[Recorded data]
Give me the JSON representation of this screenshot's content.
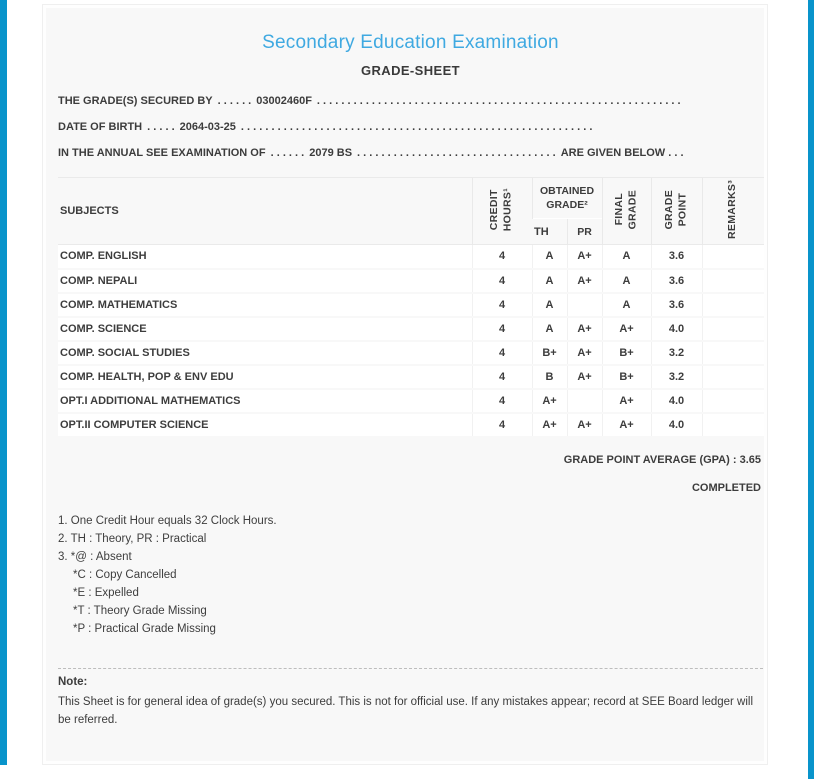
{
  "header": {
    "title": "Secondary Education Examination",
    "subtitle": "GRADE-SHEET"
  },
  "info": {
    "secured_by": {
      "label": "THE GRADE(S) SECURED BY",
      "dots_before": ". . . . . .",
      "value": "03002460F",
      "dots_after": ". . . . . . . . . . . . . . . . . . . . . . . . . . . . . . . . . . . . . . . . . . . . . . . . . . . . . . . . . . . ."
    },
    "date_of_birth": {
      "label": "DATE OF BIRTH",
      "dots_before": ". . . . .",
      "value": "2064-03-25",
      "dots_after": ". . . . . . . . . . . . . . . . . . . . . . . . . . . . . . . . . . . . . . . . . . . . . . . . . . . . . . . . . ."
    },
    "examination": {
      "label": "IN THE ANNUAL SEE EXAMINATION OF",
      "dots_before": ". . . . . .",
      "value": "2079 BS",
      "dots_mid": ". . . . . . . . . . . . . . . . . . . . . . . . . . . . . . . . .",
      "suffix": "ARE GIVEN BELOW . . ."
    }
  },
  "table": {
    "columns": {
      "subjects": "SUBJECTS",
      "credit_hours": "CREDIT\nHOURS¹",
      "obtained_grade": "OBTAINED\nGRADE²",
      "th": "TH",
      "pr": "PR",
      "final_grade": "FINAL\nGRADE",
      "grade_point": "GRADE\nPOINT",
      "remarks": "REMARKS³"
    },
    "rows": [
      {
        "subject": "COMP. ENGLISH",
        "credit_hours": "4",
        "th": "A",
        "pr": "A+",
        "final_grade": "A",
        "grade_point": "3.6",
        "remarks": ""
      },
      {
        "subject": "COMP. NEPALI",
        "credit_hours": "4",
        "th": "A",
        "pr": "A+",
        "final_grade": "A",
        "grade_point": "3.6",
        "remarks": ""
      },
      {
        "subject": "COMP. MATHEMATICS",
        "credit_hours": "4",
        "th": "A",
        "pr": "",
        "final_grade": "A",
        "grade_point": "3.6",
        "remarks": ""
      },
      {
        "subject": "COMP. SCIENCE",
        "credit_hours": "4",
        "th": "A",
        "pr": "A+",
        "final_grade": "A+",
        "grade_point": "4.0",
        "remarks": ""
      },
      {
        "subject": "COMP. SOCIAL STUDIES",
        "credit_hours": "4",
        "th": "B+",
        "pr": "A+",
        "final_grade": "B+",
        "grade_point": "3.2",
        "remarks": ""
      },
      {
        "subject": "COMP. HEALTH, POP & ENV EDU",
        "credit_hours": "4",
        "th": "B",
        "pr": "A+",
        "final_grade": "B+",
        "grade_point": "3.2",
        "remarks": ""
      },
      {
        "subject": "OPT.I ADDITIONAL MATHEMATICS",
        "credit_hours": "4",
        "th": "A+",
        "pr": "",
        "final_grade": "A+",
        "grade_point": "4.0",
        "remarks": ""
      },
      {
        "subject": "OPT.II COMPUTER SCIENCE",
        "credit_hours": "4",
        "th": "A+",
        "pr": "A+",
        "final_grade": "A+",
        "grade_point": "4.0",
        "remarks": ""
      }
    ]
  },
  "summary": {
    "gpa_label": "GRADE POINT AVERAGE (GPA) :",
    "gpa_value": "3.65",
    "status": "COMPLETED"
  },
  "footnotes": [
    {
      "text": "1. One Credit Hour equals 32 Clock Hours."
    },
    {
      "text": "2. TH : Theory, PR : Practical"
    },
    {
      "text": "3. *@ : Absent"
    },
    {
      "text": "*C : Copy Cancelled"
    },
    {
      "text": "*E : Expelled"
    },
    {
      "text": "*T : Theory Grade Missing"
    },
    {
      "text": "*P : Practical Grade Missing"
    }
  ],
  "note": {
    "label": "Note:",
    "text": "This Sheet is for general idea of grade(s) you secured. This is not for official use. If any mistakes appear; record at SEE Board ledger will be referred."
  },
  "colors": {
    "title_blue": "#3fa9e1",
    "side_bar_blue": "#0994cb",
    "card_background": "#f8f8f8",
    "text_dark": "#3c3c3c"
  }
}
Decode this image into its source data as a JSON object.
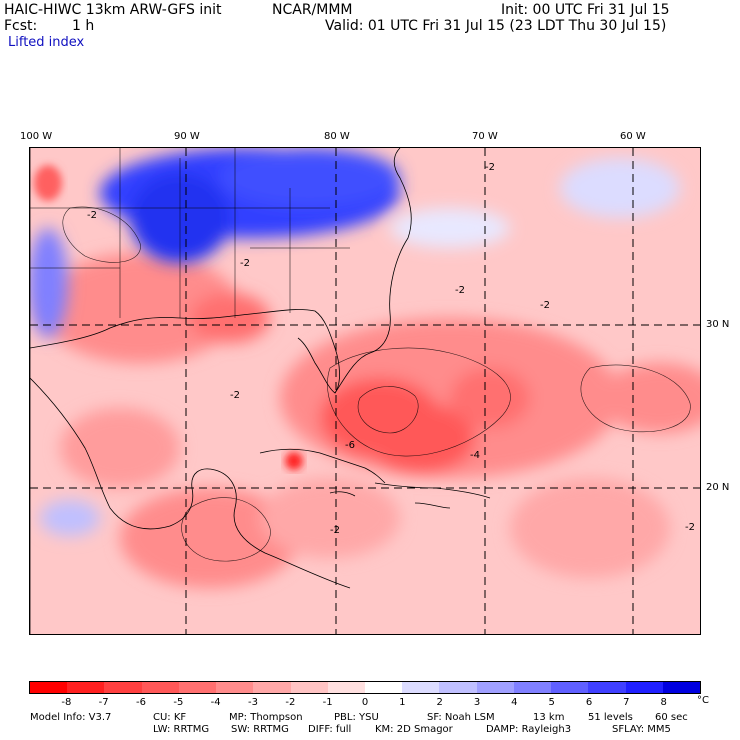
{
  "header": {
    "title": "HAIC-HIWC 13km ARW-GFS init",
    "org": "NCAR/MMM",
    "init": "Init: 00 UTC Fri 31 Jul 15",
    "fcst_label": "Fcst:",
    "fcst_value": "1 h",
    "valid": "Valid: 01 UTC Fri 31 Jul 15 (23 LDT Thu 30 Jul 15)",
    "field": "Lifted index"
  },
  "axes": {
    "lon_labels": [
      "100 W",
      "90 W",
      "80 W",
      "70 W",
      "60 W"
    ],
    "lat_labels": [
      "30 N",
      "20 N"
    ]
  },
  "contour_labels": [
    "-2",
    "-4",
    "-6"
  ],
  "colorbar": {
    "colors": [
      "#ff0000",
      "#ff2020",
      "#ff4040",
      "#ff5858",
      "#ff7070",
      "#ff8c8c",
      "#ffa8a8",
      "#ffc4c4",
      "#ffe0e0",
      "#ffffff",
      "#dcdcff",
      "#c0c0ff",
      "#a0a0ff",
      "#8080ff",
      "#6060ff",
      "#4040ff",
      "#2020ff",
      "#0000e0"
    ],
    "ticks": [
      "-8",
      "-7",
      "-6",
      "-5",
      "-4",
      "-3",
      "-2",
      "-1",
      "0",
      "1",
      "2",
      "3",
      "4",
      "5",
      "6",
      "7",
      "8"
    ],
    "unit": "°C"
  },
  "footer": {
    "line1": [
      "Model Info: V3.7",
      "CU: KF",
      "MP: Thompson",
      "PBL: YSU",
      "SF: Noah LSM",
      "13 km",
      "51 levels",
      "60 sec"
    ],
    "line2": [
      "LW: RRTMG",
      "SW: RRTMG",
      "DIFF: full",
      "KM: 2D Smagor",
      "DAMP: Rayleigh3",
      "SFLAY: MM5"
    ]
  },
  "colors": {
    "warm_max": "#ff3030",
    "cool_max": "#1020e0",
    "base": "#ffc8c8"
  }
}
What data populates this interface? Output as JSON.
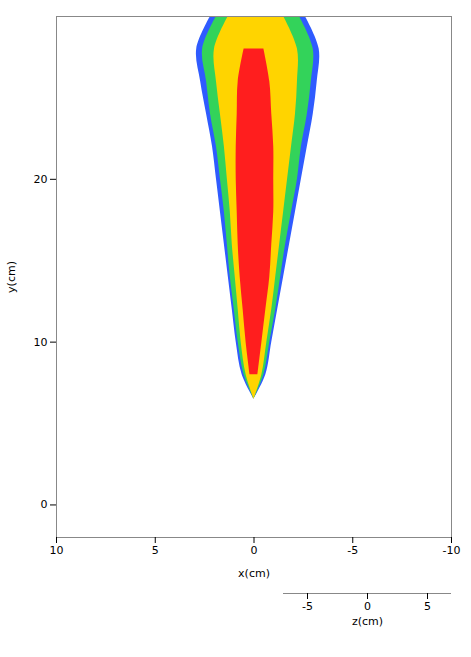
{
  "chart_data": {
    "type": "area",
    "x_label": "x(cm)",
    "y_label": "y(cm)",
    "z_label": "z(cm)",
    "xlim": [
      10,
      -10
    ],
    "xticks": [
      10,
      5,
      0,
      -5,
      -10
    ],
    "ylim": [
      -2,
      30
    ],
    "yticks": [
      0,
      10,
      20
    ],
    "zlim": [
      -7,
      7
    ],
    "zticks": [
      -5,
      0,
      5
    ],
    "y": [
      6.5,
      8,
      10,
      12,
      14,
      16,
      18,
      20,
      22,
      24,
      26,
      28,
      30
    ],
    "series": [
      {
        "color": "#2f5bff",
        "x1": [
          0,
          -0.6,
          -0.9,
          -1.2,
          -1.5,
          -1.8,
          -2.1,
          -2.4,
          -2.7,
          -3.0,
          -3.2,
          -3.3,
          -2.6
        ],
        "x2": [
          0,
          0.6,
          0.9,
          1.1,
          1.3,
          1.5,
          1.7,
          1.9,
          2.1,
          2.4,
          2.7,
          2.9,
          2.2
        ]
      },
      {
        "color": "#33d35a",
        "x1": [
          0,
          -0.5,
          -0.8,
          -1.1,
          -1.35,
          -1.6,
          -1.9,
          -2.2,
          -2.4,
          -2.7,
          -2.9,
          -3.0,
          -2.3
        ],
        "x2": [
          0,
          0.5,
          0.8,
          1.0,
          1.2,
          1.35,
          1.5,
          1.7,
          1.9,
          2.2,
          2.4,
          2.6,
          1.9
        ]
      },
      {
        "color": "#ffd400",
        "x1": [
          0,
          -0.4,
          -0.65,
          -0.9,
          -1.1,
          -1.3,
          -1.5,
          -1.7,
          -1.9,
          -2.1,
          -2.2,
          -2.2,
          -1.5
        ],
        "x2": [
          0,
          0.4,
          0.65,
          0.8,
          0.95,
          1.1,
          1.2,
          1.35,
          1.5,
          1.7,
          1.9,
          2.0,
          1.3
        ]
      },
      {
        "color": "#ff1e1e",
        "x1": [
          null,
          -0.2,
          -0.4,
          -0.6,
          -0.8,
          -0.9,
          -1.0,
          -1.0,
          -1.0,
          -0.9,
          -0.8,
          -0.5,
          null
        ],
        "x2": [
          null,
          0.2,
          0.4,
          0.55,
          0.7,
          0.8,
          0.85,
          0.9,
          0.9,
          0.85,
          0.8,
          0.5,
          null
        ]
      }
    ]
  }
}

## AIM OF THE EXERCISE
Going over the lines above, work out how many include "MATHEMATICS", then give only that number.

## ANSWER BELOW
2